Required work:
Repeat the material exactly, leaving nothing out.

Records for the exercise:
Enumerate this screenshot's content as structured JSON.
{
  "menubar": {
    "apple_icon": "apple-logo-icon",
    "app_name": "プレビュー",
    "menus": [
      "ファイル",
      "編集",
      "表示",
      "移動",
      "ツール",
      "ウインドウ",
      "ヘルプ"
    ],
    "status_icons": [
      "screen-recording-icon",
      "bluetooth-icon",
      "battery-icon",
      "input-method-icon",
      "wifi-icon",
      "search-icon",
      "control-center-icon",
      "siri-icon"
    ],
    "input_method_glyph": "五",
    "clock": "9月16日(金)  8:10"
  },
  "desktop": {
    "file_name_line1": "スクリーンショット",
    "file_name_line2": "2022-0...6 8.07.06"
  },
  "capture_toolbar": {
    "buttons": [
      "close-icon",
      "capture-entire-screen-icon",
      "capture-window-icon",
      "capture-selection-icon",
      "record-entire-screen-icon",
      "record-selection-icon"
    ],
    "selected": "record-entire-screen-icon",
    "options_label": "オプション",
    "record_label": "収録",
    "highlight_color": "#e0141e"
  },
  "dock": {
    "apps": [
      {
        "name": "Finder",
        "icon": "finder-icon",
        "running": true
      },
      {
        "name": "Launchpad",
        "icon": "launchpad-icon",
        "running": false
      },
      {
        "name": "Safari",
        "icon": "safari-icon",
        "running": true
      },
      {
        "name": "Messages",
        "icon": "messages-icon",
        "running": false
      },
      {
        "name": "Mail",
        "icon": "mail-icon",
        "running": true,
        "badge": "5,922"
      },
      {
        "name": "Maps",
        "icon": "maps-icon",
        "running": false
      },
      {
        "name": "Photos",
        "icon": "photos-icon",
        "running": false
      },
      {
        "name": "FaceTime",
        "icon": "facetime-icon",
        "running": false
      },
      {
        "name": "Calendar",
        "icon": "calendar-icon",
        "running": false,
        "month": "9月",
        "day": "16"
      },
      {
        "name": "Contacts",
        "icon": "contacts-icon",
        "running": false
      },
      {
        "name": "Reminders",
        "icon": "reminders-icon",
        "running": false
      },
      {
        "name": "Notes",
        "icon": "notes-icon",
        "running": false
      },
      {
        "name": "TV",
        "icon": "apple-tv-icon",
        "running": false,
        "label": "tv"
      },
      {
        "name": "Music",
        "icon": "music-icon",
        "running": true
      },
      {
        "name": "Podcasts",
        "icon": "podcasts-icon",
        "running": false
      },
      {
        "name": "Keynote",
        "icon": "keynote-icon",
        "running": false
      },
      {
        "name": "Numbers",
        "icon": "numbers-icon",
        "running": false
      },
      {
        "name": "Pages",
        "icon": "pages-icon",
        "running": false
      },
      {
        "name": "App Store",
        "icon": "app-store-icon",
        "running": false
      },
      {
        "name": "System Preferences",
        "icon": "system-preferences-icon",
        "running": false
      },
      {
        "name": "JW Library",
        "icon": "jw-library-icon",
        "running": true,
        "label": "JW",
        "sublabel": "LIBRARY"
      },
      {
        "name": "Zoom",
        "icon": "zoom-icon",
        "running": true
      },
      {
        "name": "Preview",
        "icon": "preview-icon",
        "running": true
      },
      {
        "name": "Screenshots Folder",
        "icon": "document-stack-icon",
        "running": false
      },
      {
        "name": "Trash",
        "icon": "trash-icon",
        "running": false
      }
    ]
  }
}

Task solution:
Enumerate this screenshot's content as structured JSON.
{
  "menubar": {
    "apple_icon": "apple-logo-icon",
    "app_name": "プレビュー",
    "menus": [
      "ファイル",
      "編集",
      "表示",
      "移動",
      "ツール",
      "ウインドウ",
      "ヘルプ"
    ],
    "status_icons": [
      "screen-recording-icon",
      "bluetooth-icon",
      "battery-icon",
      "input-method-icon",
      "wifi-icon",
      "search-icon",
      "control-center-icon",
      "siri-icon"
    ],
    "input_method_glyph": "五",
    "clock": "9月16日(金)  8:10"
  },
  "desktop": {
    "file_name_line1": "スクリーンショット",
    "file_name_line2": "2022-0...6 8.07.06"
  },
  "capture_toolbar": {
    "buttons": [
      "close-icon",
      "capture-entire-screen-icon",
      "capture-window-icon",
      "capture-selection-icon",
      "record-entire-screen-icon",
      "record-selection-icon"
    ],
    "selected": "record-entire-screen-icon",
    "options_label": "オプション",
    "record_label": "収録",
    "highlight_color": "#e0141e"
  },
  "dock": {
    "apps": [
      {
        "name": "Finder",
        "icon": "finder-icon",
        "running": true
      },
      {
        "name": "Launchpad",
        "icon": "launchpad-icon",
        "running": false
      },
      {
        "name": "Safari",
        "icon": "safari-icon",
        "running": true
      },
      {
        "name": "Messages",
        "icon": "messages-icon",
        "running": false
      },
      {
        "name": "Mail",
        "icon": "mail-icon",
        "running": true,
        "badge": "5,922"
      },
      {
        "name": "Maps",
        "icon": "maps-icon",
        "running": false
      },
      {
        "name": "Photos",
        "icon": "photos-icon",
        "running": false
      },
      {
        "name": "FaceTime",
        "icon": "facetime-icon",
        "running": false
      },
      {
        "name": "Calendar",
        "icon": "calendar-icon",
        "running": false,
        "month": "9月",
        "day": "16"
      },
      {
        "name": "Contacts",
        "icon": "contacts-icon",
        "running": false
      },
      {
        "name": "Reminders",
        "icon": "reminders-icon",
        "running": false
      },
      {
        "name": "Notes",
        "icon": "notes-icon",
        "running": false
      },
      {
        "name": "TV",
        "icon": "apple-tv-icon",
        "running": false,
        "label": "tv"
      },
      {
        "name": "Music",
        "icon": "music-icon",
        "running": true
      },
      {
        "name": "Podcasts",
        "icon": "podcasts-icon",
        "running": false
      },
      {
        "name": "Keynote",
        "icon": "keynote-icon",
        "running": false
      },
      {
        "name": "Numbers",
        "icon": "numbers-icon",
        "running": false
      },
      {
        "name": "Pages",
        "icon": "pages-icon",
        "running": false
      },
      {
        "name": "App Store",
        "icon": "app-store-icon",
        "running": false
      },
      {
        "name": "System Preferences",
        "icon": "system-preferences-icon",
        "running": false
      },
      {
        "name": "JW Library",
        "icon": "jw-library-icon",
        "running": true,
        "label": "JW",
        "sublabel": "LIBRARY"
      },
      {
        "name": "Zoom",
        "icon": "zoom-icon",
        "running": true
      },
      {
        "name": "Preview",
        "icon": "preview-icon",
        "running": true
      },
      {
        "name": "Screenshots Folder",
        "icon": "document-stack-icon",
        "running": false
      },
      {
        "name": "Trash",
        "icon": "trash-icon",
        "running": false
      }
    ]
  }
}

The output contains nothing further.